Requirement:
Search the data for the word "from" and copy every line that contains it.

Record excerpts:
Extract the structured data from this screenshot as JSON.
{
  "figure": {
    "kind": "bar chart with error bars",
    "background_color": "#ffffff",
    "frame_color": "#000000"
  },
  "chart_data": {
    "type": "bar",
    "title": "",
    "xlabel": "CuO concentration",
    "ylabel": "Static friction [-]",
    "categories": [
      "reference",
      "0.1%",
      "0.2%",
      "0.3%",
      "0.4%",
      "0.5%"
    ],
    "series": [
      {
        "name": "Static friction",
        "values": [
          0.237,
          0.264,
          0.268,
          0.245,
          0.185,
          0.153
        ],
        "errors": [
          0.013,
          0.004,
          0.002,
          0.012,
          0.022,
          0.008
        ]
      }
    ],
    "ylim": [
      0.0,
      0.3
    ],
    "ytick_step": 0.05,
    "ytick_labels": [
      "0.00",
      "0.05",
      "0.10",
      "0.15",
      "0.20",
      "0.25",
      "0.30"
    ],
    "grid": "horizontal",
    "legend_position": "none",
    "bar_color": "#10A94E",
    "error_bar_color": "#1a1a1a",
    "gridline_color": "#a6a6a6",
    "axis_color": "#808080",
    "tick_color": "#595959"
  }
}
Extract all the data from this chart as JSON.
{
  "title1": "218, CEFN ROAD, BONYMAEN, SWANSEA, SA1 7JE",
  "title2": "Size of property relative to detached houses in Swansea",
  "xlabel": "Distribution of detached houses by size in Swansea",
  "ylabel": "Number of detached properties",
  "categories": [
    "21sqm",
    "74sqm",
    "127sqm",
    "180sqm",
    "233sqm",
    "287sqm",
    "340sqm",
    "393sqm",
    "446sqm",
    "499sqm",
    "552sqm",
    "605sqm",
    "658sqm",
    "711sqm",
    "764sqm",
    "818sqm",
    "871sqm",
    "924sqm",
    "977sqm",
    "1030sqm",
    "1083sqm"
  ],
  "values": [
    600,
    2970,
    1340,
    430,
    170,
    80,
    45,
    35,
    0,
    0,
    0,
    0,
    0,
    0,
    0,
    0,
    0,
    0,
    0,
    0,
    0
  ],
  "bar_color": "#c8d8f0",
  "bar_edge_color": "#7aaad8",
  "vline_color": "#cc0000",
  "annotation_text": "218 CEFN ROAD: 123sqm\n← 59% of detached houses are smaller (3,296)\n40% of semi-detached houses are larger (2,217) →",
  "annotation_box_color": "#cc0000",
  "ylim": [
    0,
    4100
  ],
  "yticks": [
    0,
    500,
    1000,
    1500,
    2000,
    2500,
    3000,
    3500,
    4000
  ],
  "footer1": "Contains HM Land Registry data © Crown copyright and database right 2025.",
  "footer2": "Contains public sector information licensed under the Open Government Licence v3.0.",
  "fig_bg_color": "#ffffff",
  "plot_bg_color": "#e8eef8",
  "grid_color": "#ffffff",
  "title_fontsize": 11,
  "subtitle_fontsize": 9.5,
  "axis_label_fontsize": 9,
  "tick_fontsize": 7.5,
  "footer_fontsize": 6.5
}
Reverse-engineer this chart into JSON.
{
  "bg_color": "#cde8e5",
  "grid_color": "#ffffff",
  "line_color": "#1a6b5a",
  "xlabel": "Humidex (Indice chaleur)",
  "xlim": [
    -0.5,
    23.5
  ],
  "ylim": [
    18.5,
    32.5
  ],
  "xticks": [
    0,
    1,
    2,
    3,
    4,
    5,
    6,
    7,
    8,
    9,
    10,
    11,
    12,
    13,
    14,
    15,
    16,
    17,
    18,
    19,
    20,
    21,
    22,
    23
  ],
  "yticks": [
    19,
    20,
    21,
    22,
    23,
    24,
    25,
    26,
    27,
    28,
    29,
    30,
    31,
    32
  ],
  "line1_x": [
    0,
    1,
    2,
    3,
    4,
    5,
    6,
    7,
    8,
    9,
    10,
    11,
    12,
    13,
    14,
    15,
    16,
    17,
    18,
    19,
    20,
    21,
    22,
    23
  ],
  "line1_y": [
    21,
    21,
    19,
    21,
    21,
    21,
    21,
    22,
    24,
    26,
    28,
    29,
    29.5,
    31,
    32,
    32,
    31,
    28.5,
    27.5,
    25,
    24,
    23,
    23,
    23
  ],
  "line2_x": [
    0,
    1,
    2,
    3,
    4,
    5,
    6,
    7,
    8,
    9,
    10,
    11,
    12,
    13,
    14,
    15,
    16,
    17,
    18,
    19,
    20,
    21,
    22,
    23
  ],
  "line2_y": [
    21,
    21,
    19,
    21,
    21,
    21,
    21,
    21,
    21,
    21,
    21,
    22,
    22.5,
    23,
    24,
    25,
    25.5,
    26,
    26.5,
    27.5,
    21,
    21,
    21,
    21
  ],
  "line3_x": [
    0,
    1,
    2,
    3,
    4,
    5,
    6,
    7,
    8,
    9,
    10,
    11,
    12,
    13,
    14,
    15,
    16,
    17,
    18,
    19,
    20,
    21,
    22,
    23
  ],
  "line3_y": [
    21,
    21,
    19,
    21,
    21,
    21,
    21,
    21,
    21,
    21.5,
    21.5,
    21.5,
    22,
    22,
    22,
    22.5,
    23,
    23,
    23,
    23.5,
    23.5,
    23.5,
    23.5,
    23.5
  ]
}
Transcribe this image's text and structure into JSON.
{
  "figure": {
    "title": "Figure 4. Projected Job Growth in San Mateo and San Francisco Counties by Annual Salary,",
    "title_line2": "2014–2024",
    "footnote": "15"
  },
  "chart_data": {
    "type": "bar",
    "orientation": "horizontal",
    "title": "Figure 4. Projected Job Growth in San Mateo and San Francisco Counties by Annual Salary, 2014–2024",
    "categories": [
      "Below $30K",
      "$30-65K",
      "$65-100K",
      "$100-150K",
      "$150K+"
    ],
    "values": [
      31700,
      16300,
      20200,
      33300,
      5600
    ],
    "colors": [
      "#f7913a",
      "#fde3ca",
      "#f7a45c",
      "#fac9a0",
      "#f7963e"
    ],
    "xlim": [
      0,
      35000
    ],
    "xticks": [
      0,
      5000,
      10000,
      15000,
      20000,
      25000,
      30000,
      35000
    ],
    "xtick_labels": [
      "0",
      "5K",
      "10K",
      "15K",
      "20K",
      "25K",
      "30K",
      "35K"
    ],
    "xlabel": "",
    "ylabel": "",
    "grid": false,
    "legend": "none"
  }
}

Right answer:
Extract the structured data from this screenshot as JSON.
Extract all the data from this chart as JSON.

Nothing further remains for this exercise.